== EXTRACT PROVIDED ==
This study should be interpreted in the context of certain acknowledged limitations. First, despite the application of multivariable adjustments, our results remain susceptible to unrecognized biases inherent in retrospective observational studies and unmeasured confounding factors. Additionally, our study was single-centered and had a relatively limited sample size. However, the significant number of events allowed for a robust assessment of the predictive value of the CT-BCIS-JS. In addition, our cohort included patients with both known and previously undiagnosed CAD, which may have introduced heterogeneity in terms of baseline risk, clinical management, and secondary prevention strategies. Although statistical models were adjusted for history of CAD and major cardiovascular risk factors, residual confounding related to differences in care pathways cannot be entirely excluded. Moreover, this study included many patients with extensive CAD, constituting a group likely not representative of the currently lower-risk patients undergoing CCTA. Furthermore, MIs were defined based on the previous definitions, which presents some differences compared to the fourth universal definition that is currently used. Additionally, coronary calcium scoring, and detailed plaque quantification were not available, two important parameters also associated with adverse outcomes. While our study was not designed to compare CT-BCIS-JS directly against CAD-RADS or other existing scoring systems, our results underscore its independent prognostic value. Future studies are warranted to evaluate its incremental benefit over established frameworks in larger and more diverse populations.

== RECORD EXTRACTS ==
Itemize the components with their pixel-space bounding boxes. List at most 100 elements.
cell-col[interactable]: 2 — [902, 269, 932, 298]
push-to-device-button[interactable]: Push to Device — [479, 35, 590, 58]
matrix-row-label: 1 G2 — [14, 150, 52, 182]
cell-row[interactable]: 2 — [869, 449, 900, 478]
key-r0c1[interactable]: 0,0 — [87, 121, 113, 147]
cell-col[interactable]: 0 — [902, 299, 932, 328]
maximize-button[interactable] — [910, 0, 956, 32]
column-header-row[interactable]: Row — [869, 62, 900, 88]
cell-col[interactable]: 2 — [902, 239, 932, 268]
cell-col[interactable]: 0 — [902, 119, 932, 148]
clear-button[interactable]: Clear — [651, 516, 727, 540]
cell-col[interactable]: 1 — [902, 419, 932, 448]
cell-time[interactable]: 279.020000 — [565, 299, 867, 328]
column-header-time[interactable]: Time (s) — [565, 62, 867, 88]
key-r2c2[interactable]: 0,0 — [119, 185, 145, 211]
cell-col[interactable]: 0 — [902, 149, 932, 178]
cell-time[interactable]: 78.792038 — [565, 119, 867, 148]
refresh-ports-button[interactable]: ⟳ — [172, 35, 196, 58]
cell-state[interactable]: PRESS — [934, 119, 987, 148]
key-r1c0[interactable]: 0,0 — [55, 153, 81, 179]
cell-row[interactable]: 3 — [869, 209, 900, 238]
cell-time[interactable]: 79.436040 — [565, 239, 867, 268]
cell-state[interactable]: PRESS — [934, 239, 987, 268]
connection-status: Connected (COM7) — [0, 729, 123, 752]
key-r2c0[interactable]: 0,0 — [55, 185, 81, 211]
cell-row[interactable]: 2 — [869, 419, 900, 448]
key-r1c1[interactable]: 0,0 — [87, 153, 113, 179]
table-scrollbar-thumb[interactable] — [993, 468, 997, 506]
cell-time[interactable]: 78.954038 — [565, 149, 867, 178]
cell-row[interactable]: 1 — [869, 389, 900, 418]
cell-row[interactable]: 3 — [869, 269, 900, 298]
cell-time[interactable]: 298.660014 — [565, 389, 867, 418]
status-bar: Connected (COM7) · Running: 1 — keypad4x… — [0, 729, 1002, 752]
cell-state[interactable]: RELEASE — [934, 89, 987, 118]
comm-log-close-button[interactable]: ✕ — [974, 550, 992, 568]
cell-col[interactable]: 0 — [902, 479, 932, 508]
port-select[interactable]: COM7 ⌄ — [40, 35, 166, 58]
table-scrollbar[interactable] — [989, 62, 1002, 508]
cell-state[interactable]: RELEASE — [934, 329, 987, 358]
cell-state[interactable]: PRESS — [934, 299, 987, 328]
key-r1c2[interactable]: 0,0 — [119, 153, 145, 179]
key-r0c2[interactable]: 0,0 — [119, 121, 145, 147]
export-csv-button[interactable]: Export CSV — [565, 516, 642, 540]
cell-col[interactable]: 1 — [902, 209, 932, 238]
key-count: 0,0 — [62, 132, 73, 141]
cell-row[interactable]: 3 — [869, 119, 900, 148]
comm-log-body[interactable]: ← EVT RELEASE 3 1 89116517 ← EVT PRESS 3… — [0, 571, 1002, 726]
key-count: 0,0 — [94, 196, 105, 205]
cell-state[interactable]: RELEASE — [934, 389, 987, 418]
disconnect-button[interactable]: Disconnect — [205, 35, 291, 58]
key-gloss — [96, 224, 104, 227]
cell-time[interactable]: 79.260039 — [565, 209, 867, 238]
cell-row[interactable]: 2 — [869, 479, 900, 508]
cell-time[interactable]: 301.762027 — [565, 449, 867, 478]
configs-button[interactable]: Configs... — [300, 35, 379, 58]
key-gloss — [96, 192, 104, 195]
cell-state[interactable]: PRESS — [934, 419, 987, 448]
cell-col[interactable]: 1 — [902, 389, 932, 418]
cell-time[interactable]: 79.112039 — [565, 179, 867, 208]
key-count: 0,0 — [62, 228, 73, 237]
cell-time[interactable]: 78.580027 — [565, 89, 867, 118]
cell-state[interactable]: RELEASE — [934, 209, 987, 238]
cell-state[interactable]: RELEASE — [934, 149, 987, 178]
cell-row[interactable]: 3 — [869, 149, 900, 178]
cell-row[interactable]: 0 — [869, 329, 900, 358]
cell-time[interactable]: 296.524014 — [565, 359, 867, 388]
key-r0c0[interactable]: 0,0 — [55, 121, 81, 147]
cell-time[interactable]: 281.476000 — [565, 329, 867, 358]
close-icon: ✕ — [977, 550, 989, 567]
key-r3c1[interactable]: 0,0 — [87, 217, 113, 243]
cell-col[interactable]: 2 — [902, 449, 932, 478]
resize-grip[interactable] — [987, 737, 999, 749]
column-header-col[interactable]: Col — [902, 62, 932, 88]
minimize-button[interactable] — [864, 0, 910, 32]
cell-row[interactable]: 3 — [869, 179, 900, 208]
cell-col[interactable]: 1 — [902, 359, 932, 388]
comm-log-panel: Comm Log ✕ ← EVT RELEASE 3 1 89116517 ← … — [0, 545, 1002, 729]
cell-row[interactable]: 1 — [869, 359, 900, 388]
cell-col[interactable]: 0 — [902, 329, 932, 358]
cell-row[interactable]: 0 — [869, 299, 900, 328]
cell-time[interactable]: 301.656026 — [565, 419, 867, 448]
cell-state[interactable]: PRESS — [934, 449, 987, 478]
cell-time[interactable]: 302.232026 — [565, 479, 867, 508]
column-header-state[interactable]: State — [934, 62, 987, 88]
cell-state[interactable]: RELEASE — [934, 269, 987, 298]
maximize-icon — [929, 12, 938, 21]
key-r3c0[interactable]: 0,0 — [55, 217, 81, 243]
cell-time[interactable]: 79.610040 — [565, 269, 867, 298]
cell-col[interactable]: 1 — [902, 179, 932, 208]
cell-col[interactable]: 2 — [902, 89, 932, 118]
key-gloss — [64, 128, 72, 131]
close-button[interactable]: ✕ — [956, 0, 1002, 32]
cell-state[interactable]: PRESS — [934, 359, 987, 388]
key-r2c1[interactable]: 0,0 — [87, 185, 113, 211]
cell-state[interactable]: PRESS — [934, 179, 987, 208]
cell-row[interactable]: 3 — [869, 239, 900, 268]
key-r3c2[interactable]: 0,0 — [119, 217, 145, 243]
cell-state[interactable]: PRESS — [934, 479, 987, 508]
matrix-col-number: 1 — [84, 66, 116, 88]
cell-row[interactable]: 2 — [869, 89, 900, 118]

== TASK STATEMENT ==
Please name the two parameters that the limitations passage says were not available.

== THE COMPLETED TASK ==
Coronary calcium scoring and detailed plaque quantification.